● Task directions
Copy the material that follows word for word and omit its pictures.

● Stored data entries
◆ ◆ ◆ ◆ ◆ ◆ ◆

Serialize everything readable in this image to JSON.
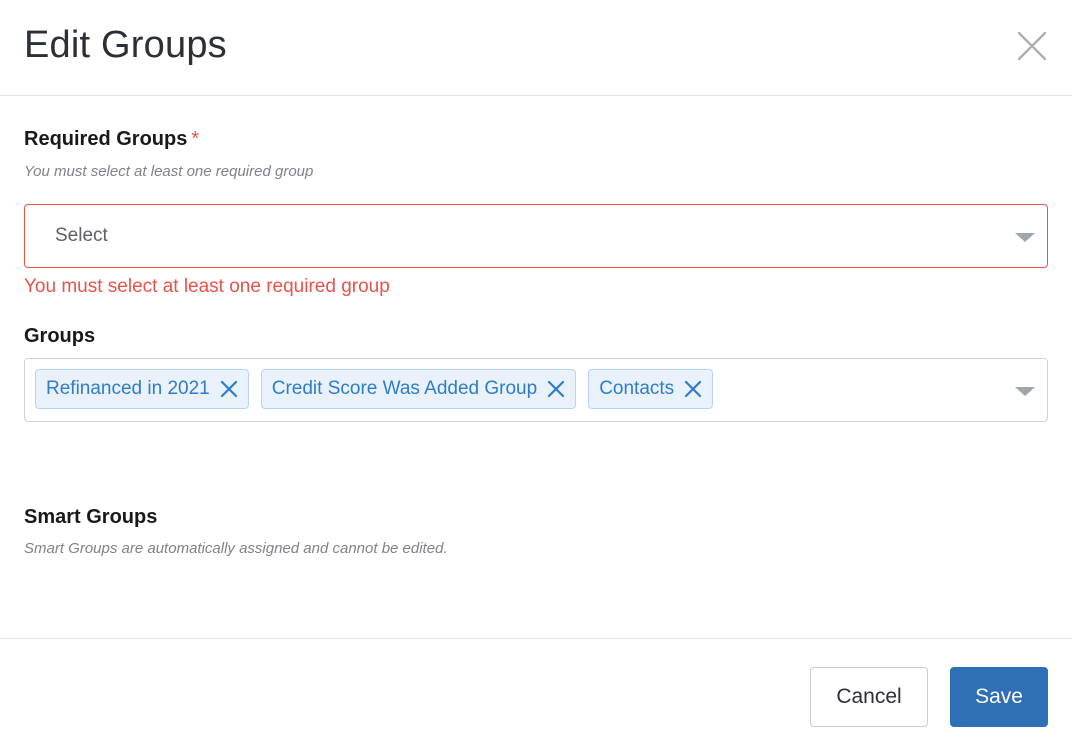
{
  "dialog": {
    "title": "Edit Groups"
  },
  "required_groups": {
    "label": "Required Groups",
    "required_marker": "*",
    "helper": "You must select at least one required group",
    "placeholder": "Select",
    "error": "You must select at least one required group"
  },
  "groups": {
    "label": "Groups",
    "chips": [
      {
        "label": "Refinanced in 2021"
      },
      {
        "label": "Credit Score Was Added Group"
      },
      {
        "label": "Contacts"
      }
    ]
  },
  "smart_groups": {
    "label": "Smart Groups",
    "helper": "Smart Groups are automatically assigned and cannot be edited."
  },
  "footer": {
    "cancel_label": "Cancel",
    "save_label": "Save"
  },
  "colors": {
    "error": "#e8534a",
    "accent": "#2f6fb5",
    "chip_bg": "#e9f2fb",
    "chip_text": "#2f7cc9"
  },
  "icons": {
    "close": "close-icon",
    "caret": "chevron-down-icon",
    "chip_remove": "close-icon"
  }
}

◆ ◆ ◆ ◆ ◆ ◆ ◆

● Full response
Serialize everything readable in this image to JSON.
{
  "dialog": {
    "title": "Edit Groups"
  },
  "required_groups": {
    "label": "Required Groups",
    "required_marker": "*",
    "helper": "You must select at least one required group",
    "placeholder": "Select",
    "error": "You must select at least one required group"
  },
  "groups": {
    "label": "Groups",
    "chips": [
      {
        "label": "Refinanced in 2021"
      },
      {
        "label": "Credit Score Was Added Group"
      },
      {
        "label": "Contacts"
      }
    ]
  },
  "smart_groups": {
    "label": "Smart Groups",
    "helper": "Smart Groups are automatically assigned and cannot be edited."
  },
  "footer": {
    "cancel_label": "Cancel",
    "save_label": "Save"
  },
  "colors": {
    "error": "#e8534a",
    "accent": "#2f6fb5",
    "chip_bg": "#e9f2fb",
    "chip_text": "#2f7cc9"
  },
  "icons": {
    "close": "close-icon",
    "caret": "chevron-down-icon",
    "chip_remove": "close-icon"
  }
}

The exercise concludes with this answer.